> _DESCRIPTION OF THE TASK_:
Change "Average connections" to "Mean connections" in the part that opens with the line containing "point (207, 57, 216, 65)" and closes with the line containing "point (480, 39, 489, 47)". Output only that part, with every other detail kept as is.
==== THE DATA
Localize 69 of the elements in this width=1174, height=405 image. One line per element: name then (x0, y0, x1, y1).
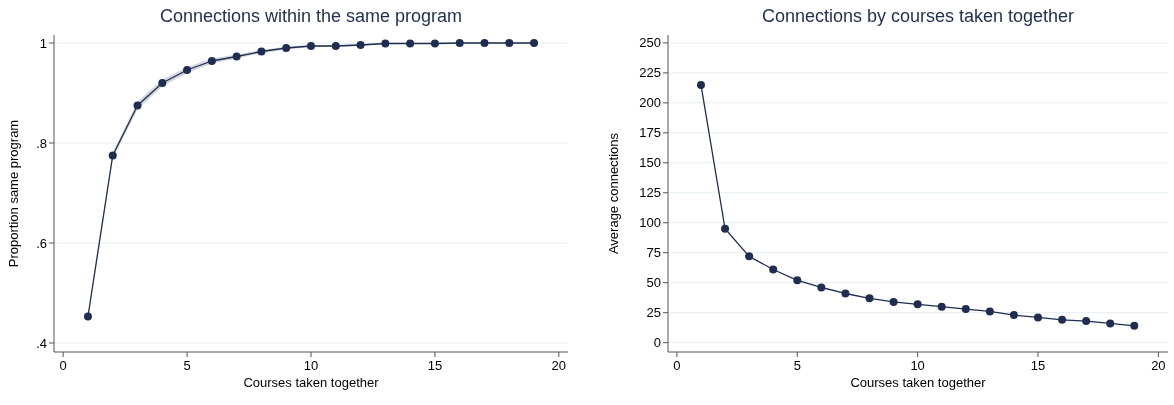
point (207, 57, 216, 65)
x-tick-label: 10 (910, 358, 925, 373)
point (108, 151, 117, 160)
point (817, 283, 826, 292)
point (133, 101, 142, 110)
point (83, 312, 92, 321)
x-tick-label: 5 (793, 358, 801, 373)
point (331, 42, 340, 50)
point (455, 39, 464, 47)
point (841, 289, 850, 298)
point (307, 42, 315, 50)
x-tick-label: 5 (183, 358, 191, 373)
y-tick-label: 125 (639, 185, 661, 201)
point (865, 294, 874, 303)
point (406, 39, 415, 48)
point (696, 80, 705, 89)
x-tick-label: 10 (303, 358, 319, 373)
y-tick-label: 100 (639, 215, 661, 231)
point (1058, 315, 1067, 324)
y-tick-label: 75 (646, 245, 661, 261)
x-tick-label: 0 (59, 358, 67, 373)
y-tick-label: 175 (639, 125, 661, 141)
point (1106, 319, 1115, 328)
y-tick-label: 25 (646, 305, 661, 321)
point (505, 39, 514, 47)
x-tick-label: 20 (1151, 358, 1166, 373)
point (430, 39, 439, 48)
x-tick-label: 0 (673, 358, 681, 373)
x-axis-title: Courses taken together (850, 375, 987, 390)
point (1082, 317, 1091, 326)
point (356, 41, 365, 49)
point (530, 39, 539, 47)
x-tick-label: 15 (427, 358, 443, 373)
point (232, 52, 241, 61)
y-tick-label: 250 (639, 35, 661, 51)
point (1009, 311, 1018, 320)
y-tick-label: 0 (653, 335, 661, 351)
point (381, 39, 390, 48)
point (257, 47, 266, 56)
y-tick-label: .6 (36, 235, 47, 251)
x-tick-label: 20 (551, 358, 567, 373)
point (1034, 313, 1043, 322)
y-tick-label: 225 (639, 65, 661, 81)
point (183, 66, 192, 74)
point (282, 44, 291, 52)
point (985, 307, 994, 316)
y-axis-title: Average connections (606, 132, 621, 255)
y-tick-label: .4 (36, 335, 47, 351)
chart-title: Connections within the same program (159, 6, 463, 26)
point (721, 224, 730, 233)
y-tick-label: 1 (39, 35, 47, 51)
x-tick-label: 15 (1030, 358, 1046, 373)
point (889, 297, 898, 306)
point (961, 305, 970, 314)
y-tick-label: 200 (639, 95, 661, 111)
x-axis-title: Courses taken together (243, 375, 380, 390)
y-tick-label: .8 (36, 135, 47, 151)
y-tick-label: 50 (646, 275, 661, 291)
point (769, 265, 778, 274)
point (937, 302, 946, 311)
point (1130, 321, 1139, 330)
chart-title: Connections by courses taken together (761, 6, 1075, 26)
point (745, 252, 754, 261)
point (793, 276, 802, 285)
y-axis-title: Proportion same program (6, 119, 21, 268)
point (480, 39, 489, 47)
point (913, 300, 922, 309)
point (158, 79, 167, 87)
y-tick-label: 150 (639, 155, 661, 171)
========
> _TASK OUTPUT_:
point (207, 57, 216, 65)
x-tick-label: 10 (910, 358, 925, 373)
point (108, 151, 117, 160)
point (817, 283, 826, 292)
point (133, 101, 142, 110)
point (83, 312, 92, 321)
x-tick-label: 5 (793, 358, 801, 373)
point (331, 42, 340, 50)
point (455, 39, 464, 47)
point (841, 289, 850, 298)
point (307, 42, 315, 50)
x-tick-label: 5 (183, 358, 191, 373)
y-tick-label: 125 (639, 185, 661, 201)
point (865, 294, 874, 303)
point (406, 39, 415, 48)
point (696, 80, 705, 89)
x-tick-label: 10 (303, 358, 319, 373)
y-tick-label: 100 (639, 215, 661, 231)
point (1058, 315, 1067, 324)
y-tick-label: 75 (646, 245, 661, 261)
x-tick-label: 0 (59, 358, 67, 373)
y-tick-label: 175 (639, 125, 661, 141)
point (1106, 319, 1115, 328)
y-tick-label: 25 (646, 305, 661, 321)
point (505, 39, 514, 47)
x-tick-label: 20 (1151, 358, 1166, 373)
point (430, 39, 439, 48)
x-tick-label: 0 (673, 358, 681, 373)
x-axis-title: Courses taken together (850, 375, 987, 390)
point (1082, 317, 1091, 326)
point (356, 41, 365, 49)
point (530, 39, 539, 47)
x-tick-label: 15 (427, 358, 443, 373)
point (232, 52, 241, 61)
y-tick-label: 250 (639, 35, 661, 51)
point (1009, 311, 1018, 320)
y-tick-label: 0 (653, 335, 661, 351)
point (381, 39, 390, 48)
point (257, 47, 266, 56)
y-tick-label: .6 (36, 235, 47, 251)
x-tick-label: 20 (551, 358, 567, 373)
point (1034, 313, 1043, 322)
y-tick-label: 225 (639, 65, 661, 81)
point (183, 66, 192, 74)
point (282, 44, 291, 52)
point (985, 307, 994, 316)
y-axis-title: Mean connections (606, 132, 621, 255)
y-tick-label: .4 (36, 335, 47, 351)
chart-title: Connections within the same program (159, 6, 463, 26)
point (721, 224, 730, 233)
y-tick-label: 1 (39, 35, 47, 51)
x-tick-label: 15 (1030, 358, 1046, 373)
point (889, 297, 898, 306)
point (961, 305, 970, 314)
y-tick-label: 200 (639, 95, 661, 111)
x-axis-title: Courses taken together (243, 375, 380, 390)
y-tick-label: .8 (36, 135, 47, 151)
y-tick-label: 50 (646, 275, 661, 291)
point (769, 265, 778, 274)
point (937, 302, 946, 311)
point (1130, 321, 1139, 330)
chart-title: Connections by courses taken together (761, 6, 1075, 26)
point (745, 252, 754, 261)
point (793, 276, 802, 285)
y-axis-title: Proportion same program (6, 119, 21, 268)
point (480, 39, 489, 47)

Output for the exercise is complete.